EXERCISE OBJECTIVE
Wherever the word "продукции" appears in a line, extract that line.

Part of a data file
#####

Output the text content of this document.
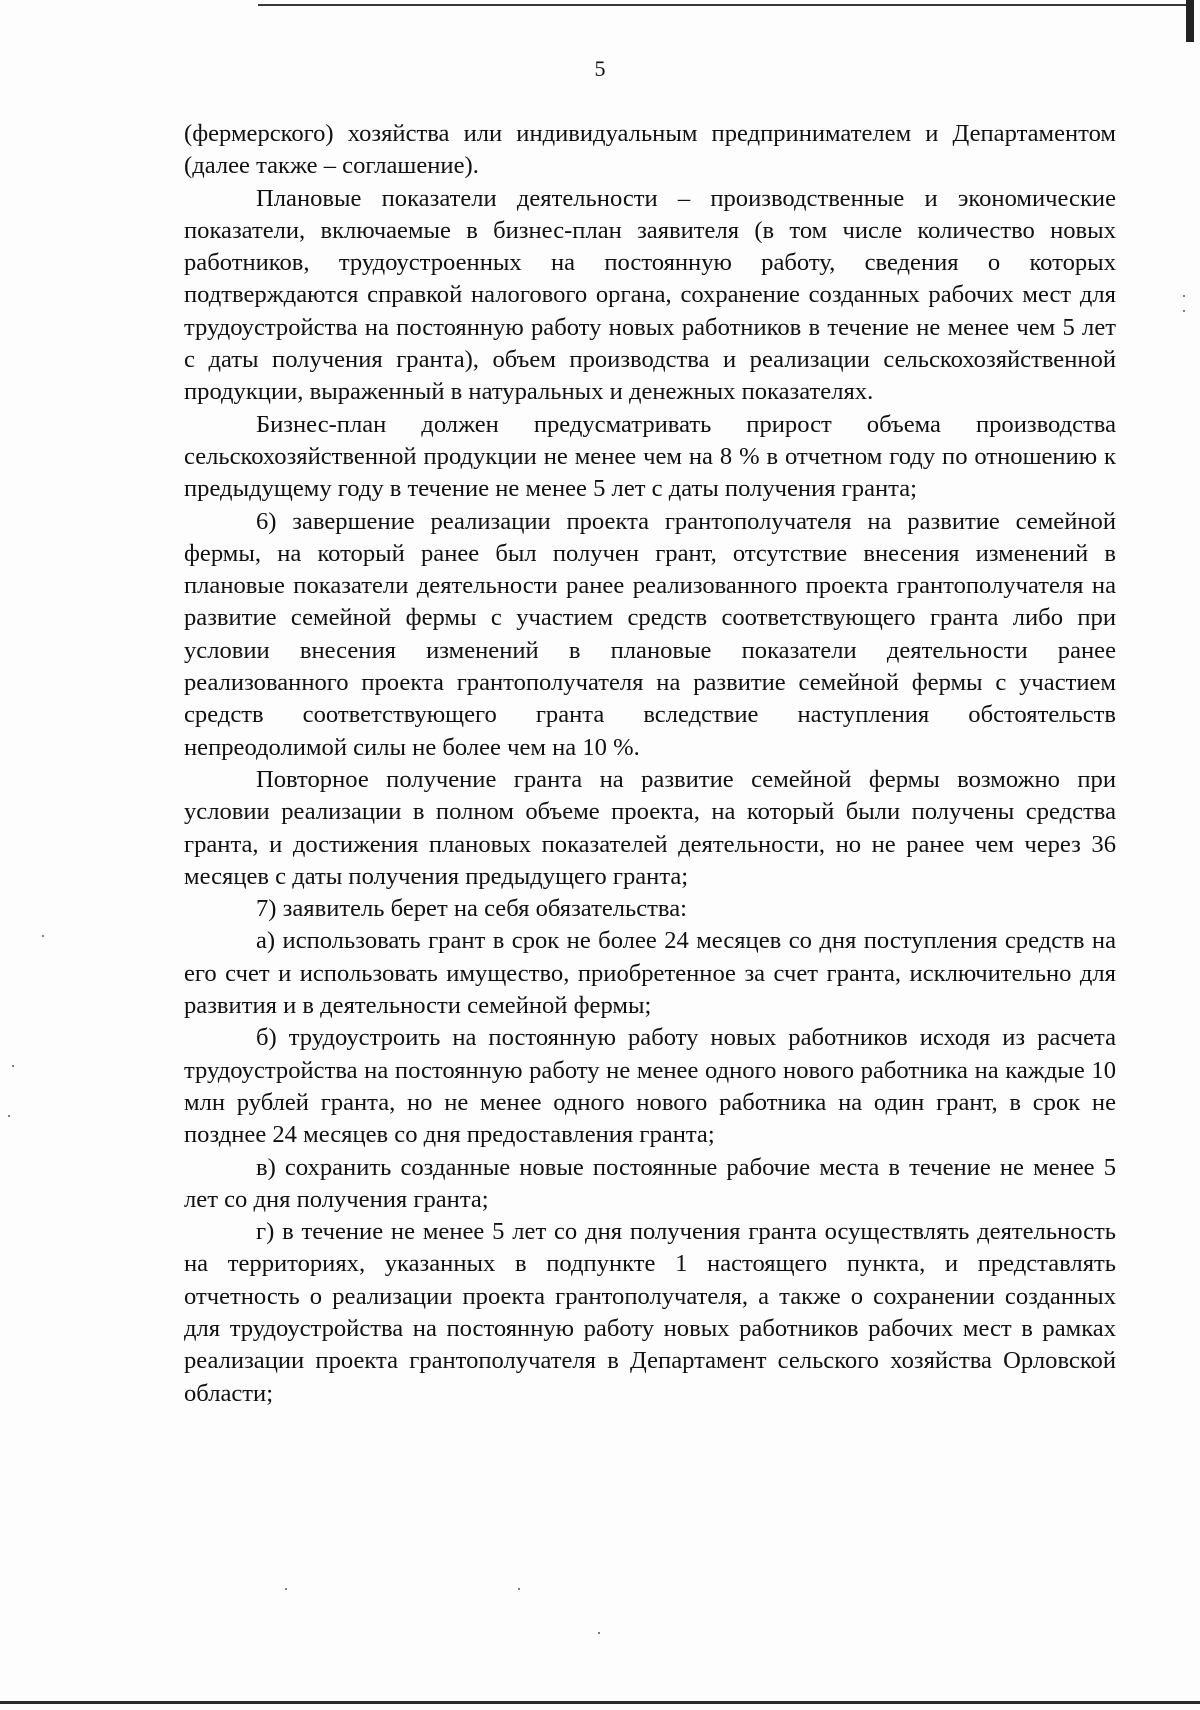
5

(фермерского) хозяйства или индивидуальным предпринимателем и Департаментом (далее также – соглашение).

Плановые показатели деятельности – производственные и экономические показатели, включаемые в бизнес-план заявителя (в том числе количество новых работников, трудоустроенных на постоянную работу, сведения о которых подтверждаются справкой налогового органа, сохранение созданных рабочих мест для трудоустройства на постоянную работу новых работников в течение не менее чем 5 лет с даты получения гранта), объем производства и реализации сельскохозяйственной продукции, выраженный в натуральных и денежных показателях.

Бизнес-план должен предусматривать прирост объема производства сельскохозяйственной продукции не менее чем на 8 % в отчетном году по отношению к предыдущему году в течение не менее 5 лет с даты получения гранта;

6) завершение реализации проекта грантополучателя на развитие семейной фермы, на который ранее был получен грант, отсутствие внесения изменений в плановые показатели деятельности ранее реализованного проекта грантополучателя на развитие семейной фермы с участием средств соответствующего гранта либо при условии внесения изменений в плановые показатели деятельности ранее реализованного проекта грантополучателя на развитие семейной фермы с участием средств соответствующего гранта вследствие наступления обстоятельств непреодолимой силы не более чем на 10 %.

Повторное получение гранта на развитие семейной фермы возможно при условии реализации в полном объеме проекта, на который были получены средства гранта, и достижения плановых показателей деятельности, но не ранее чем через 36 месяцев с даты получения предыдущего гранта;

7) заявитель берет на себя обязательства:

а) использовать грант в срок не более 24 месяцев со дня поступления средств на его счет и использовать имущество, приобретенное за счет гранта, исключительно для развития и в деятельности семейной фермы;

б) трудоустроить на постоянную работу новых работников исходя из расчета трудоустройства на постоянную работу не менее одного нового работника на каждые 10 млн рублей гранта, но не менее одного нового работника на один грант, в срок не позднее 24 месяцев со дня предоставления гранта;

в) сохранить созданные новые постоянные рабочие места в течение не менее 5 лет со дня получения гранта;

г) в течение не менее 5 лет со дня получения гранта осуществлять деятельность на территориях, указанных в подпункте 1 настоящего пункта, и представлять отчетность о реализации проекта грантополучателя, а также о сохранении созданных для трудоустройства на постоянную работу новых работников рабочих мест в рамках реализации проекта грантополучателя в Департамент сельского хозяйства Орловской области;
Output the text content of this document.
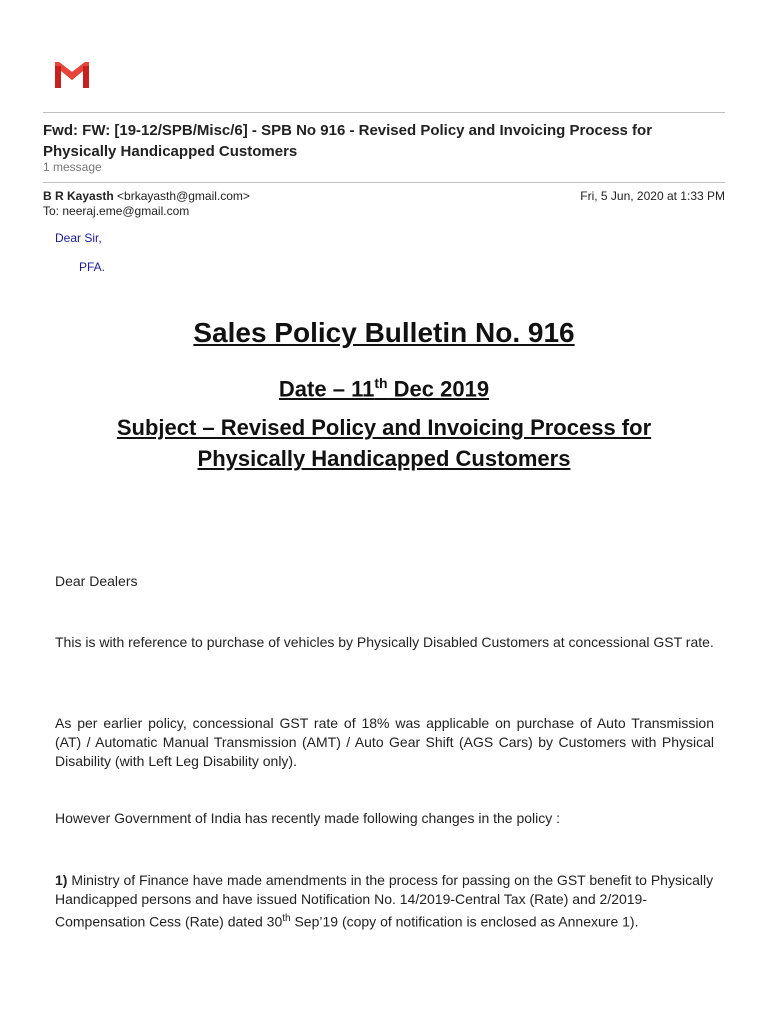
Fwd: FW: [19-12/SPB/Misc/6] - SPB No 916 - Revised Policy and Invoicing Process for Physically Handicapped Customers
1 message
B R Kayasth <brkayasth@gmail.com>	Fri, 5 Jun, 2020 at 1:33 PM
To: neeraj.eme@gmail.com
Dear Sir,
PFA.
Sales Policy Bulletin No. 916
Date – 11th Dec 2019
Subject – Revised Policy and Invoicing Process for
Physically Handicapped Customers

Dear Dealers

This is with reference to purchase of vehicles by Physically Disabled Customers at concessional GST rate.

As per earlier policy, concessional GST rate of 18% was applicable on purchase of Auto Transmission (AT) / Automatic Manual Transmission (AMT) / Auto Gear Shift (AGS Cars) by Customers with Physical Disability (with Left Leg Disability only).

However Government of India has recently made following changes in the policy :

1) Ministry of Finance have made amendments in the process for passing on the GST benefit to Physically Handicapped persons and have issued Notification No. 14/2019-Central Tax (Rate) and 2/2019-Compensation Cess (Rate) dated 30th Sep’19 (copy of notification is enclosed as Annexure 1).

#####

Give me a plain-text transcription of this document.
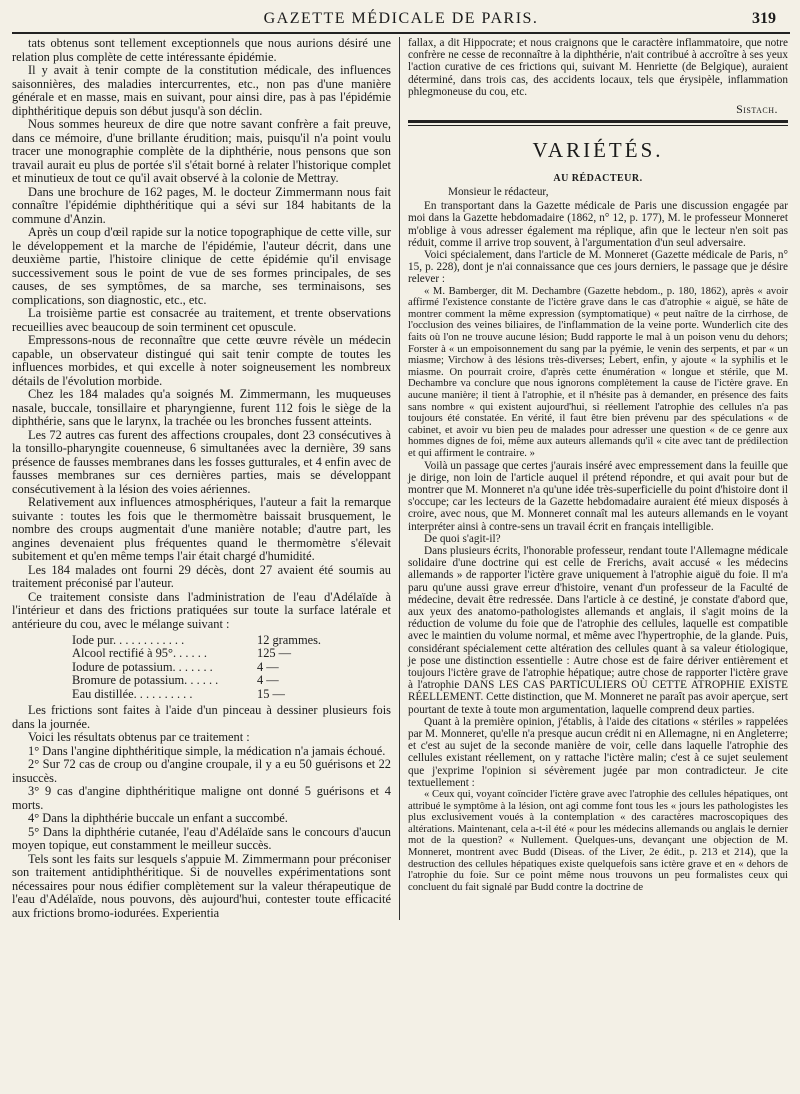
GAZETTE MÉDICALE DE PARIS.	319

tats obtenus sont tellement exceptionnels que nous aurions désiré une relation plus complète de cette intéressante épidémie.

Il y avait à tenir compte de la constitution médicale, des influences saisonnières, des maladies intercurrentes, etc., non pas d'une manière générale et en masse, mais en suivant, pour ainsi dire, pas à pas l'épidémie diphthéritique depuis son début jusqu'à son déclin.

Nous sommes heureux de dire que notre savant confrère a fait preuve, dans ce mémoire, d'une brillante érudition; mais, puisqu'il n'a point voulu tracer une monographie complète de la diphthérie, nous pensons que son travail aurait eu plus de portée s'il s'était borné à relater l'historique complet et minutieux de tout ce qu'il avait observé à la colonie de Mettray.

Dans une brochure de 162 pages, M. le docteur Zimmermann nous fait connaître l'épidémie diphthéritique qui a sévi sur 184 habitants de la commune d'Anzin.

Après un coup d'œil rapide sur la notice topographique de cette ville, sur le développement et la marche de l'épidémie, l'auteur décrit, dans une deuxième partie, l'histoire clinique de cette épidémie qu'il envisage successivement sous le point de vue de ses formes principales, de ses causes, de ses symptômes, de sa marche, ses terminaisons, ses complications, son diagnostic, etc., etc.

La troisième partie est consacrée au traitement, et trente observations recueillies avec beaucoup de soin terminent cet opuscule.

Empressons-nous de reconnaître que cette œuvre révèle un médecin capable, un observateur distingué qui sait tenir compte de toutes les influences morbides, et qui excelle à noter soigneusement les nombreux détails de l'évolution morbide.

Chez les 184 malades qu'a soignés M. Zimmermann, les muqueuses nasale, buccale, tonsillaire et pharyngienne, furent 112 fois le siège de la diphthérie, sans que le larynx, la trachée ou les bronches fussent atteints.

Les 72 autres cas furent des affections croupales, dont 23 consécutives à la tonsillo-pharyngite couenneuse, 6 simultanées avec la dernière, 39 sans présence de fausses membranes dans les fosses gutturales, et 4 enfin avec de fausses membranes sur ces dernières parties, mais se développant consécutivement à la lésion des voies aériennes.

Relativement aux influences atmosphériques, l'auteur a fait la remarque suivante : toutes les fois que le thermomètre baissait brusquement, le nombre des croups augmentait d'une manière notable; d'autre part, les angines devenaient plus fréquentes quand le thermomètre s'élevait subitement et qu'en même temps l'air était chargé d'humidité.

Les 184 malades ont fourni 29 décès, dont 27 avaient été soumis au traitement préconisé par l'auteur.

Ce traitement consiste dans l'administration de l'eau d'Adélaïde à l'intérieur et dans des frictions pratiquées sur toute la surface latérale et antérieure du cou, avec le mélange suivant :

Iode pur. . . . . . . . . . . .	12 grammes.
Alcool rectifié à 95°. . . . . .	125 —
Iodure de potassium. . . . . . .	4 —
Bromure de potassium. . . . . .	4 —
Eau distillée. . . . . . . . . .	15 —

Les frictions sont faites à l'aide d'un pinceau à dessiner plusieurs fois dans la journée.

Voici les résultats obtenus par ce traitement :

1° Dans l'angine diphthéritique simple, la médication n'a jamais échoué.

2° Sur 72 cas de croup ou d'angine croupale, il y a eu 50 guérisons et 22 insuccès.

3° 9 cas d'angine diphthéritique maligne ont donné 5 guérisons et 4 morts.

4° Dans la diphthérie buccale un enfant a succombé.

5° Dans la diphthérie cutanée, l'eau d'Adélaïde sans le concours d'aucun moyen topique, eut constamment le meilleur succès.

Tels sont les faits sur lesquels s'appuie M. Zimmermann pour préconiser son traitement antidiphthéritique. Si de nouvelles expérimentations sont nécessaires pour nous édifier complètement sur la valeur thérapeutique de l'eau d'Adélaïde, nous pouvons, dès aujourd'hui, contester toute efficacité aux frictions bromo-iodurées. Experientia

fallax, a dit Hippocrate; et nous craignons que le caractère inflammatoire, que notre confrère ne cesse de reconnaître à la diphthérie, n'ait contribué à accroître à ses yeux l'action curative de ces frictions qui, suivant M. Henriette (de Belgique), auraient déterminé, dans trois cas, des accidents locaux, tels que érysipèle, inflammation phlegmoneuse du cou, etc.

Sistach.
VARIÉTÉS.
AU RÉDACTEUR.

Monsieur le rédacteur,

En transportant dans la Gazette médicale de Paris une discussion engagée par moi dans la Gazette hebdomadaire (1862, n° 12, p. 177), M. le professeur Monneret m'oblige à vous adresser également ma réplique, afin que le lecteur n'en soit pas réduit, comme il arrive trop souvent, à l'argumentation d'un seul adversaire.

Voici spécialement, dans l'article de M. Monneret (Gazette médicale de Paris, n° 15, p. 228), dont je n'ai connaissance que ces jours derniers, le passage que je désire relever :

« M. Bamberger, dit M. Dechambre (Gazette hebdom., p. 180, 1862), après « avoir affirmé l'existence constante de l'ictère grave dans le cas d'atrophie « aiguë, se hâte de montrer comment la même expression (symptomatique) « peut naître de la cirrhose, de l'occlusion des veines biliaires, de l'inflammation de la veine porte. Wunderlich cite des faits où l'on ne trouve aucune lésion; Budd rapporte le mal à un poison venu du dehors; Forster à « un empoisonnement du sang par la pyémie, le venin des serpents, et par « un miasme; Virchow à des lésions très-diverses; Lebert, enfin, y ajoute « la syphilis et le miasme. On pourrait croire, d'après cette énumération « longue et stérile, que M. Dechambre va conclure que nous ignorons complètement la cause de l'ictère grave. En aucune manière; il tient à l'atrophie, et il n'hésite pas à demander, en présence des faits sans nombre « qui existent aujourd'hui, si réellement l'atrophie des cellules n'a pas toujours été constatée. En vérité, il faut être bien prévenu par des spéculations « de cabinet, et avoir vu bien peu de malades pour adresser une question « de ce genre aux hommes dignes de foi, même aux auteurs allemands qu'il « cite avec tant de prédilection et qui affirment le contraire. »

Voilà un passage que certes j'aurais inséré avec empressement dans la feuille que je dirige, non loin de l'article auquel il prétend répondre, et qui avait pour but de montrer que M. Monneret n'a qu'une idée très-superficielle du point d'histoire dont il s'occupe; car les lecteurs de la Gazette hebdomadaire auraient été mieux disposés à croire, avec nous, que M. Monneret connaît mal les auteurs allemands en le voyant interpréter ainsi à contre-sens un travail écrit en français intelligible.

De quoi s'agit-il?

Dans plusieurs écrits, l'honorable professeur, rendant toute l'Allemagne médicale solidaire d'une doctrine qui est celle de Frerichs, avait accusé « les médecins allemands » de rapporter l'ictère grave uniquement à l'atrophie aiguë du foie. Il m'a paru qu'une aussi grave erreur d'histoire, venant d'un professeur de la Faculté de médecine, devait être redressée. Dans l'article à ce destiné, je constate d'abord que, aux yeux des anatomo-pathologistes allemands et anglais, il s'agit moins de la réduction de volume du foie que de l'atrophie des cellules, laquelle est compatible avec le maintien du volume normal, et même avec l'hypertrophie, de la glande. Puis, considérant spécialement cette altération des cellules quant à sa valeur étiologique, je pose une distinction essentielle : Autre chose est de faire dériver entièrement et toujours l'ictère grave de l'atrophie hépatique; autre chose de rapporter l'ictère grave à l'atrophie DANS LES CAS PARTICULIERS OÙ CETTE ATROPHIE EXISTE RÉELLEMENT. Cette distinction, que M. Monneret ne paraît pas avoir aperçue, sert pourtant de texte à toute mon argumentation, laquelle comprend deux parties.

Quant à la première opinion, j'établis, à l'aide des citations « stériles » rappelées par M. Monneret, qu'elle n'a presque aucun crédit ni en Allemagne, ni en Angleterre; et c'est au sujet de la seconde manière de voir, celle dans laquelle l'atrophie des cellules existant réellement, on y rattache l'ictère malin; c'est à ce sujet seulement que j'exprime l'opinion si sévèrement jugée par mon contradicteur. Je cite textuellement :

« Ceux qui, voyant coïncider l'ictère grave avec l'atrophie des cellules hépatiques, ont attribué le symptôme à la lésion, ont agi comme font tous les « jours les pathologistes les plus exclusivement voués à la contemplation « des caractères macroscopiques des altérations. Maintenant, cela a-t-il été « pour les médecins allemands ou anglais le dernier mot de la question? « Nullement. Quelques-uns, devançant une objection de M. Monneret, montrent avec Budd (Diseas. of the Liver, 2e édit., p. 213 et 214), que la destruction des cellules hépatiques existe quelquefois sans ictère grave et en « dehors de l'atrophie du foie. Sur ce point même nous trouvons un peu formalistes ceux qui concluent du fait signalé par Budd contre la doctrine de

#####

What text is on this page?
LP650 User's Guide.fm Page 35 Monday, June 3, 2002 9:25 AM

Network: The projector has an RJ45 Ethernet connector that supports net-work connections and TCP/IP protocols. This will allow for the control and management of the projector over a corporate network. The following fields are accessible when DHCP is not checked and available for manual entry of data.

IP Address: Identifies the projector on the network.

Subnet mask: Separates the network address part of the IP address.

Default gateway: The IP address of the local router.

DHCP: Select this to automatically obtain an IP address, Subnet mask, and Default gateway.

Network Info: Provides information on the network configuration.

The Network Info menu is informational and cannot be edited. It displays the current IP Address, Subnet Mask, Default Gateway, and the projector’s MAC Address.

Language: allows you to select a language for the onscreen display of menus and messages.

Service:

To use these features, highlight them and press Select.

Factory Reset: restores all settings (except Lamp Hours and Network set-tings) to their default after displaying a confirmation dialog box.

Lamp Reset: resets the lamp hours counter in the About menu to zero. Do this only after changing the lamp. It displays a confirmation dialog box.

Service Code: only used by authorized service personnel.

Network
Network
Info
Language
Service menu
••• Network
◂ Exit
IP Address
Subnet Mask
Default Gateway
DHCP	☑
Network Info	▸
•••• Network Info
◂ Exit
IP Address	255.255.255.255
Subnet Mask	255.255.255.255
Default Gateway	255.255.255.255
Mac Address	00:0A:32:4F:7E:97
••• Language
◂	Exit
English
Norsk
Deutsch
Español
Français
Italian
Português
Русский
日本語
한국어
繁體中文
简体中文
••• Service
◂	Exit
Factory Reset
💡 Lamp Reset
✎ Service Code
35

#####

SOLUTION TO THE PROBLEM
Плановые показатели деятельности – производственные и экономические показатели, включаемые в бизнес-план заявителя (в том числе количество новых работников, трудоустроенных на постоянную работу, сведения о которых подтверждаются справкой налогового органа, сохранение созданных рабочих мест для трудоустройства на постоянную работу новых работников в течение не менее чем 5 лет с даты получения гранта), объем производства и реализации сельскохозяйственной продукции, выраженный в натуральных и денежных показателях.
Бизнес-план должен предусматривать прирост объема производства сельскохозяйственной продукции не менее чем на 8 % в отчетном году по отношению к предыдущему году в течение не менее 5 лет с даты получения гранта;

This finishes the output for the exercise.